Problem
List each line of the data that holds the word "Properties".

────

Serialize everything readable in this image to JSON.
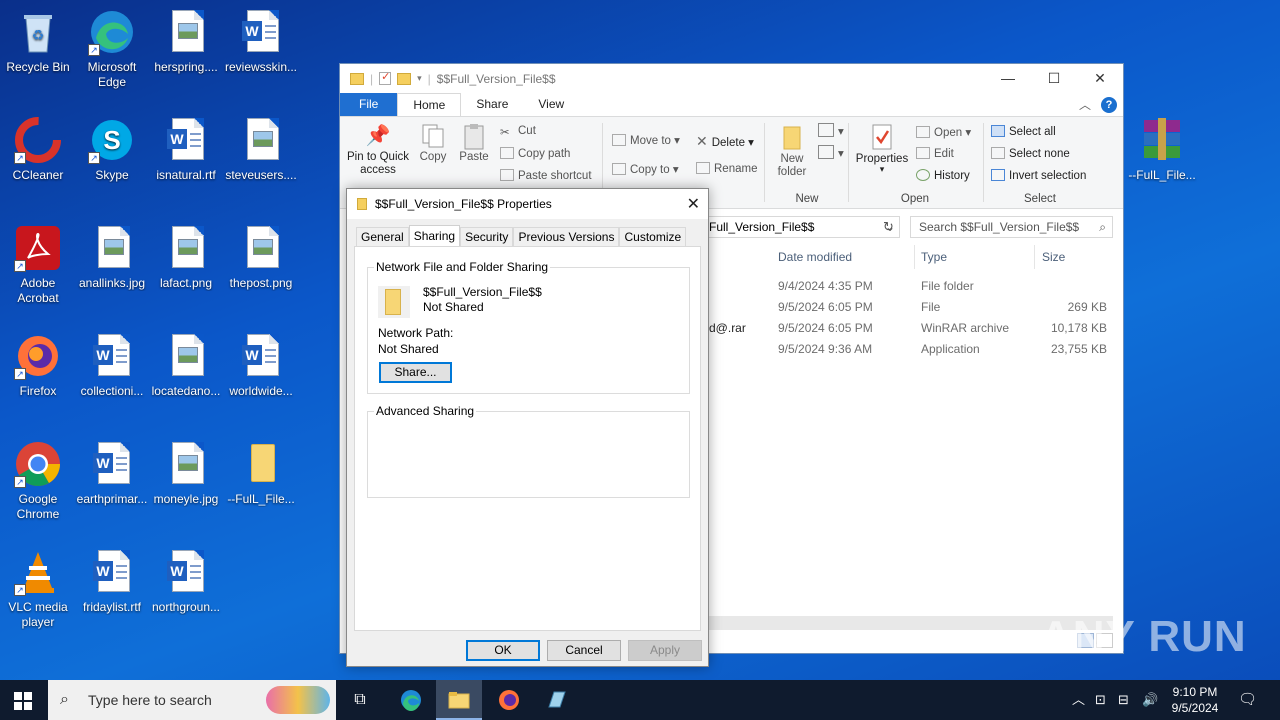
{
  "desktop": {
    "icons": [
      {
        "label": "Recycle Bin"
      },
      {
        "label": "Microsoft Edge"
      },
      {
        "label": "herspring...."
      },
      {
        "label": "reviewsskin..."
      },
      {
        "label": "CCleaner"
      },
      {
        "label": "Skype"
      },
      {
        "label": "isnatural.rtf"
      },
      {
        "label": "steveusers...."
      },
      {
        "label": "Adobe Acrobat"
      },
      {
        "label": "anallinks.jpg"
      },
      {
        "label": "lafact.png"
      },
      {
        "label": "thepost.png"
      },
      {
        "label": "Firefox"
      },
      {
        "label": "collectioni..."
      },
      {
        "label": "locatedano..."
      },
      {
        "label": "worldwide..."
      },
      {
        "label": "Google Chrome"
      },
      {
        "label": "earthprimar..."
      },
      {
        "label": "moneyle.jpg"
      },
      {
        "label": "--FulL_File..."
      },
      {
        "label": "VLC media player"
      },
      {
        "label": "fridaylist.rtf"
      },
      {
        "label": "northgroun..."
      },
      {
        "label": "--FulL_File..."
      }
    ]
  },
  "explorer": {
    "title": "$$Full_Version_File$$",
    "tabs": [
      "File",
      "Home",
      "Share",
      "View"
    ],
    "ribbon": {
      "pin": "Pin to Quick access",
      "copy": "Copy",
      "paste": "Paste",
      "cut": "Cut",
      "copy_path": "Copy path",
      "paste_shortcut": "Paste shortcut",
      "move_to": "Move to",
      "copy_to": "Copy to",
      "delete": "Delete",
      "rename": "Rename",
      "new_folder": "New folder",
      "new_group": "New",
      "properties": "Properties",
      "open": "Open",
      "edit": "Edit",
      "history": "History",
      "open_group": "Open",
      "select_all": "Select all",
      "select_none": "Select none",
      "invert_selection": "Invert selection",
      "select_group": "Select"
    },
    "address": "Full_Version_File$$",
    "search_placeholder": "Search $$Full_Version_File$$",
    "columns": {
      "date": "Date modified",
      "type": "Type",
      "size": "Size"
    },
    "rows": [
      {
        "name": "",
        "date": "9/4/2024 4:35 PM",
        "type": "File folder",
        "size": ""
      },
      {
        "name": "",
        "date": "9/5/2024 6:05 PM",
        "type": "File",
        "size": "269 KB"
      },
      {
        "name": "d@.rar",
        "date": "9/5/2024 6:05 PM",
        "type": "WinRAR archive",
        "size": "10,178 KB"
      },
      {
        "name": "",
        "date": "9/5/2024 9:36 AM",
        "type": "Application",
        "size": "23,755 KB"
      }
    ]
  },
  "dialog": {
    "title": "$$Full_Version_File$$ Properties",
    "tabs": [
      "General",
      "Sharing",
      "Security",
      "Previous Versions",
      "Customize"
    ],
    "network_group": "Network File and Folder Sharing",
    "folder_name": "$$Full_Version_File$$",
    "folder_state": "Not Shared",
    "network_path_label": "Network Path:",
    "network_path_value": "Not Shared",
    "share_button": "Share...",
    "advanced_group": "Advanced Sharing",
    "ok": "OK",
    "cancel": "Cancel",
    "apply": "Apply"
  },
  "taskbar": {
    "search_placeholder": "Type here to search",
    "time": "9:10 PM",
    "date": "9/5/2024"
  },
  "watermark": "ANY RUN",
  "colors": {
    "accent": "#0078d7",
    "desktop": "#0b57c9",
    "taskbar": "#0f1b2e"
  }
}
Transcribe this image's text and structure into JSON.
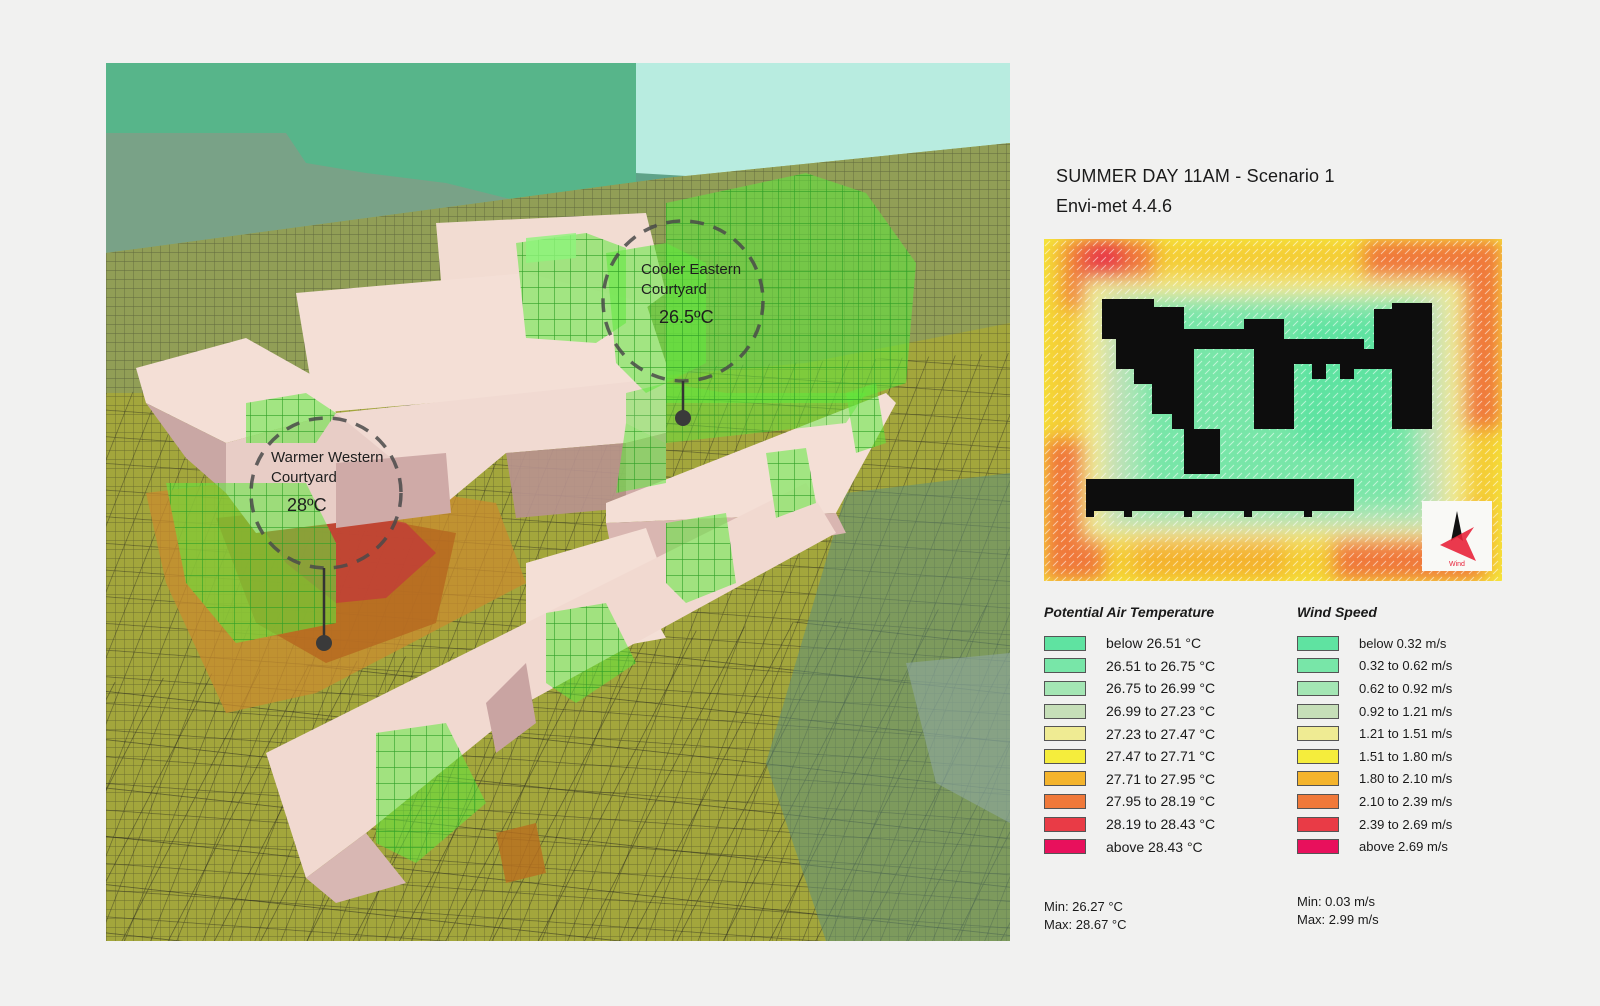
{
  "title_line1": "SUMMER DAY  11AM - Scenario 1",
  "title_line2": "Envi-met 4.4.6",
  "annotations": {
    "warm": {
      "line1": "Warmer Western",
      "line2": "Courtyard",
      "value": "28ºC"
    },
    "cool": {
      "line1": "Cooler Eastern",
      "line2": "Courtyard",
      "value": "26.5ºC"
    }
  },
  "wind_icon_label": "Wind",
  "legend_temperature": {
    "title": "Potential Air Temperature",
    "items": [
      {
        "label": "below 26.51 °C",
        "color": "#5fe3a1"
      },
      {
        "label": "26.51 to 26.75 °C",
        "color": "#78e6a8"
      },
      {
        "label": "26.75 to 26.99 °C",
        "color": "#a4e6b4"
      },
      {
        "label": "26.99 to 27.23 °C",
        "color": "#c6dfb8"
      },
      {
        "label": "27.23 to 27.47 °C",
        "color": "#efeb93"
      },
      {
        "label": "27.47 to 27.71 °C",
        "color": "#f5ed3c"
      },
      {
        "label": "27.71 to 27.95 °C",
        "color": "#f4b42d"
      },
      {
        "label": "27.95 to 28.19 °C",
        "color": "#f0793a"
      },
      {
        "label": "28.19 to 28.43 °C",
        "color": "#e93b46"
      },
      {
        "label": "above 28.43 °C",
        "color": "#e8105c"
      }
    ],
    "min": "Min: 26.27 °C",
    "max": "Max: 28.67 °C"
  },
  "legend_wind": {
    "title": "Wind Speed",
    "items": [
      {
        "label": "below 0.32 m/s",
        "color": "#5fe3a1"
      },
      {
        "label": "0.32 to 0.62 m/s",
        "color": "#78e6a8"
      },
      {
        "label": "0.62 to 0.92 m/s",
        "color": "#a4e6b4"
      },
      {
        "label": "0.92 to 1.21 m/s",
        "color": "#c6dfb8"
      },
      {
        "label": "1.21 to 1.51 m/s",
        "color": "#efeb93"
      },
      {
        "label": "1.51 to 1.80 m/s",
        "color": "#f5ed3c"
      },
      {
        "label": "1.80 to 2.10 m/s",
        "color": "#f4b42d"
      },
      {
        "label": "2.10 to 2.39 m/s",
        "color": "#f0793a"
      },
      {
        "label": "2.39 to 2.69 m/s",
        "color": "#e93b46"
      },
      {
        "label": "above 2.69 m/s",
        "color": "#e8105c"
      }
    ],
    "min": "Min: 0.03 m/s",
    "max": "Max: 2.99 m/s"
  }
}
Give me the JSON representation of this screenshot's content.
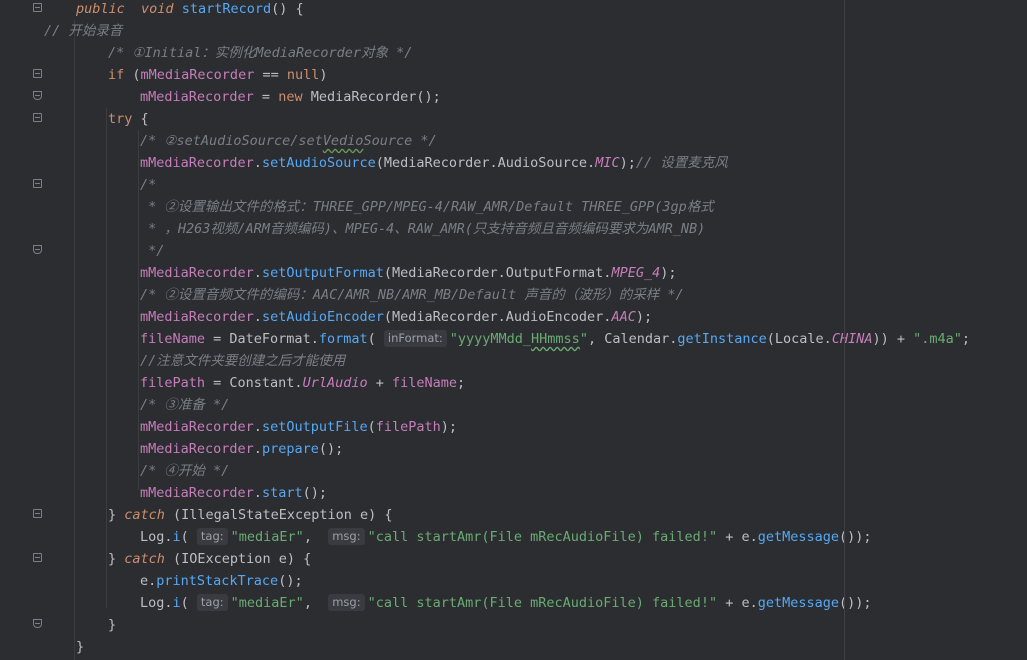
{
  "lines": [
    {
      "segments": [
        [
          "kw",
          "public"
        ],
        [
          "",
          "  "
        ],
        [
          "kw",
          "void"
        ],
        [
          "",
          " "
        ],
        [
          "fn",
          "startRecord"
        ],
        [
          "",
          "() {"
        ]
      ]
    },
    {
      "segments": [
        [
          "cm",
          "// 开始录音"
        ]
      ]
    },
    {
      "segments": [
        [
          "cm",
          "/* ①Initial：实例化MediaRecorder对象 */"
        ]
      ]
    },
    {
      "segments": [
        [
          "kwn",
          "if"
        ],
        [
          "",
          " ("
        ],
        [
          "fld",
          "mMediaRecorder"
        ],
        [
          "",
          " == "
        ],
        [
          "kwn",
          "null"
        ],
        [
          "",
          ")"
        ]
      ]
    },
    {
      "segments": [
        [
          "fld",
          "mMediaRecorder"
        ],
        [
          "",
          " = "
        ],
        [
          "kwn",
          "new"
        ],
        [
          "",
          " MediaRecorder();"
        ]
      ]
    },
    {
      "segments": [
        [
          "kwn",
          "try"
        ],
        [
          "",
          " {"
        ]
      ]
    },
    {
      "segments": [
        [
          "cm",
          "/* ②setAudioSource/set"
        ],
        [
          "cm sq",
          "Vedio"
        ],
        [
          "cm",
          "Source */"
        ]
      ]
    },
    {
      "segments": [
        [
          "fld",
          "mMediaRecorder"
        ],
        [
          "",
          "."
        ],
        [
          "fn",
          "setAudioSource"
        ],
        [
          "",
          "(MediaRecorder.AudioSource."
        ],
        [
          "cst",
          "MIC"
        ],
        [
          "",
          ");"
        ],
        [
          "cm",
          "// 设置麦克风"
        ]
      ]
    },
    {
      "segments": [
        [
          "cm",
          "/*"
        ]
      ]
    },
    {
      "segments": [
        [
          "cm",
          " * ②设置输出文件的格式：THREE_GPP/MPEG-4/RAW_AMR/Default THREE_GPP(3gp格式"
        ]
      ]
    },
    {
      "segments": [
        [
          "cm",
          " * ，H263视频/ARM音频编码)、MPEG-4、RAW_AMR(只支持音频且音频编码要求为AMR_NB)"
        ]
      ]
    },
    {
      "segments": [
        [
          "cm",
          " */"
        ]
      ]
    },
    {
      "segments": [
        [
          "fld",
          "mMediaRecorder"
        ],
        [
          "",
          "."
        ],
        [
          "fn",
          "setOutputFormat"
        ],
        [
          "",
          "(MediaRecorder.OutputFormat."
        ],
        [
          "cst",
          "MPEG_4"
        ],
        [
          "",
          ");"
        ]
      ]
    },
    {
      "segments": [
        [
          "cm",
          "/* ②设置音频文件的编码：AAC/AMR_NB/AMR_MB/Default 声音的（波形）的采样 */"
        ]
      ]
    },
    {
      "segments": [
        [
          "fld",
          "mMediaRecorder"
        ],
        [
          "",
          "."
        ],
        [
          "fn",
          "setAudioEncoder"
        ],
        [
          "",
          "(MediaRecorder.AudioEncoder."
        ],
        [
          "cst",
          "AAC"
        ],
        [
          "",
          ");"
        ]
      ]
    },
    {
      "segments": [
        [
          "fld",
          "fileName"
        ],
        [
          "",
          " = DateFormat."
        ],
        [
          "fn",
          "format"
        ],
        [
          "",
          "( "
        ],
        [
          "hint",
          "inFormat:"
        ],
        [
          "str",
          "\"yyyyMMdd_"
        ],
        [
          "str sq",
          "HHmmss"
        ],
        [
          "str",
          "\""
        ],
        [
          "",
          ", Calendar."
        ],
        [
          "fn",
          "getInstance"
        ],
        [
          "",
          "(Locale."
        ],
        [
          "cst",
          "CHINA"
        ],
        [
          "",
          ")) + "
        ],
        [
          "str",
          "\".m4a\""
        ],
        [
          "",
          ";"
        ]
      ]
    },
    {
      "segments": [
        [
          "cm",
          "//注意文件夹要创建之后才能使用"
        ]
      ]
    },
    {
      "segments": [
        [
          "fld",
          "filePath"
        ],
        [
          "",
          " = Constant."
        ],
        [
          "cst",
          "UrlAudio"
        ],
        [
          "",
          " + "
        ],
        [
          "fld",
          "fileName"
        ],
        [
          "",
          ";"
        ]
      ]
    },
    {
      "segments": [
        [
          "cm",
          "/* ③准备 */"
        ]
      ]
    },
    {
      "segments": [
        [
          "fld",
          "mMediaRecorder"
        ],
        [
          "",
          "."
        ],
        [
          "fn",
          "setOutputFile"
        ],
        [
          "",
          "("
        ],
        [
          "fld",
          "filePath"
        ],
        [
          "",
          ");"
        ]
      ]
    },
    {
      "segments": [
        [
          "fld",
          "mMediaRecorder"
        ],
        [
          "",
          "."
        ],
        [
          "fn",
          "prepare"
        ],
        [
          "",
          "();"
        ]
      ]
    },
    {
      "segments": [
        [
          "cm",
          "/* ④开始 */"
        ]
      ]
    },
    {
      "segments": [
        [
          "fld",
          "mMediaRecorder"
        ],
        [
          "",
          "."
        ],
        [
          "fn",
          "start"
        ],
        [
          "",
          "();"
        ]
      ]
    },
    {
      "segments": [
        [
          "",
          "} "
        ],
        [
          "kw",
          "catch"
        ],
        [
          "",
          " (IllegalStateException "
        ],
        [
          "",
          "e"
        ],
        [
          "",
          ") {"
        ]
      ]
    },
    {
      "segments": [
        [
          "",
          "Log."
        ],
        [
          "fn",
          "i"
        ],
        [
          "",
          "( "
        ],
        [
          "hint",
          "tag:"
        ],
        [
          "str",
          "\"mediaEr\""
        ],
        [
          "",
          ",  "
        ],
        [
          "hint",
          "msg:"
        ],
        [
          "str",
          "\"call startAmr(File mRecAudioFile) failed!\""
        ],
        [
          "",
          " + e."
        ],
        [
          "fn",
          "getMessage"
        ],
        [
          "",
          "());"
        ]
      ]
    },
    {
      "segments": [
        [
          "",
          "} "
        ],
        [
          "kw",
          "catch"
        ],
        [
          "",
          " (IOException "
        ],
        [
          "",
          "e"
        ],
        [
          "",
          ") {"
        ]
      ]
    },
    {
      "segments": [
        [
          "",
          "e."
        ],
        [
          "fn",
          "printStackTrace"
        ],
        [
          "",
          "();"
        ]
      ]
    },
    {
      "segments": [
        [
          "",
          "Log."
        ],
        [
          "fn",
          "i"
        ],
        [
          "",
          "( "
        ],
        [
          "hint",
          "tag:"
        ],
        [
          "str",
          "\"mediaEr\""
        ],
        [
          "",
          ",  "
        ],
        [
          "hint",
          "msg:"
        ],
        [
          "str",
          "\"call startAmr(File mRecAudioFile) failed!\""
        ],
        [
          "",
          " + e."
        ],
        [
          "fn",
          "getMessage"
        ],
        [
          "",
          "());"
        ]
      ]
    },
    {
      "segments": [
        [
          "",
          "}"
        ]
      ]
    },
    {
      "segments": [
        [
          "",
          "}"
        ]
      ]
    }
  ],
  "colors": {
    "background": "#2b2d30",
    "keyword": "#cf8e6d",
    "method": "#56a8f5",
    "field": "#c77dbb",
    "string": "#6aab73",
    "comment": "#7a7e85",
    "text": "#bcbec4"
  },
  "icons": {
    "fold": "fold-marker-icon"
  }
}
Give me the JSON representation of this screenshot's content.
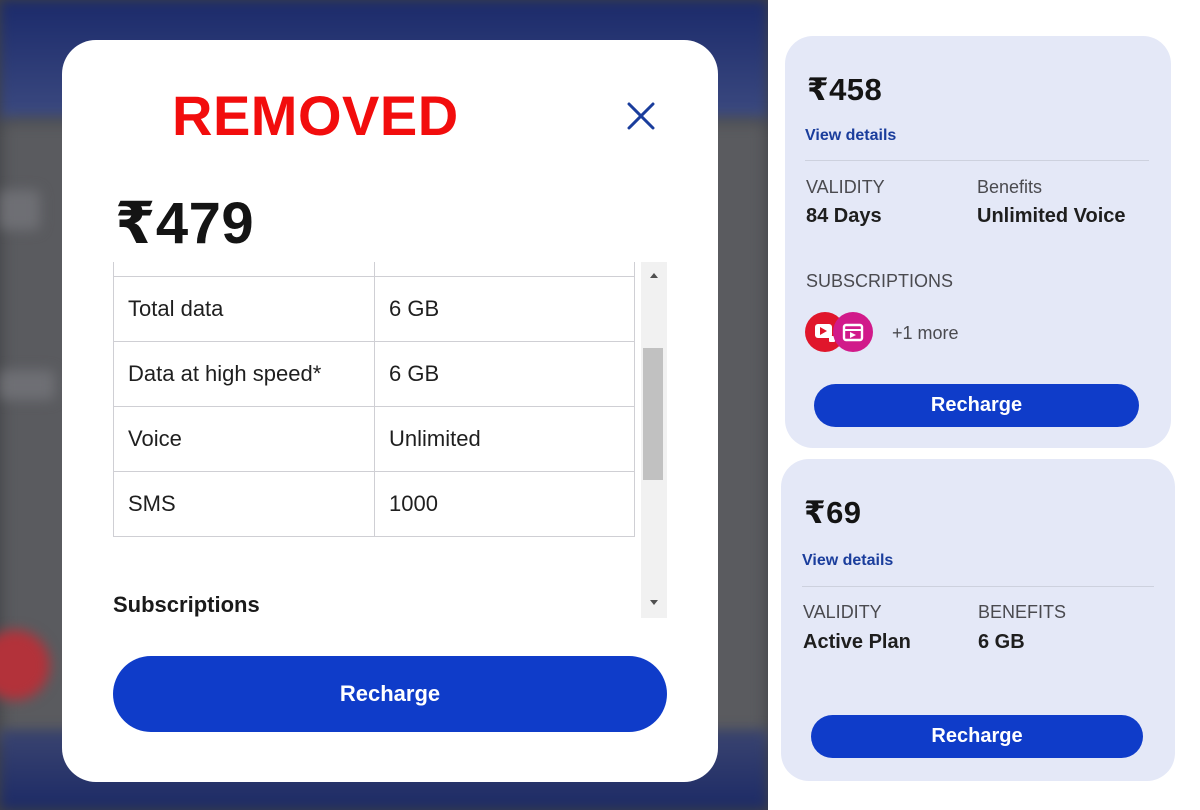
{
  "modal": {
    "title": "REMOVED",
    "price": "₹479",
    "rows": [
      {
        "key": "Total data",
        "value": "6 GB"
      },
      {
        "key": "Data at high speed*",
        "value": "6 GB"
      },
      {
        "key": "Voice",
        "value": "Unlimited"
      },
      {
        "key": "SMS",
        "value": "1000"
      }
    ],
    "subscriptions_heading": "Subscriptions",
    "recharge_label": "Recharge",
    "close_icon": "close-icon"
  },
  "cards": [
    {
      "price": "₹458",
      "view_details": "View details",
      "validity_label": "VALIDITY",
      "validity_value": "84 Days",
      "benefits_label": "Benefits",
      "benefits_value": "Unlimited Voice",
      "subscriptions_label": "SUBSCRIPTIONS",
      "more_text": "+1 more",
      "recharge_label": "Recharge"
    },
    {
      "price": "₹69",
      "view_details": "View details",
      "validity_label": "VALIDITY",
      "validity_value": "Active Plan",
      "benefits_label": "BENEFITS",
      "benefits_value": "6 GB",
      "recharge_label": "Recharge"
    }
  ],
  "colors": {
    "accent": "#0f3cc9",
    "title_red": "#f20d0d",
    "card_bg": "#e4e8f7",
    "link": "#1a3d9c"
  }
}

────

Full response
      "properties": "Properties",
    "title": "$$Full_Version_File$$ Properties",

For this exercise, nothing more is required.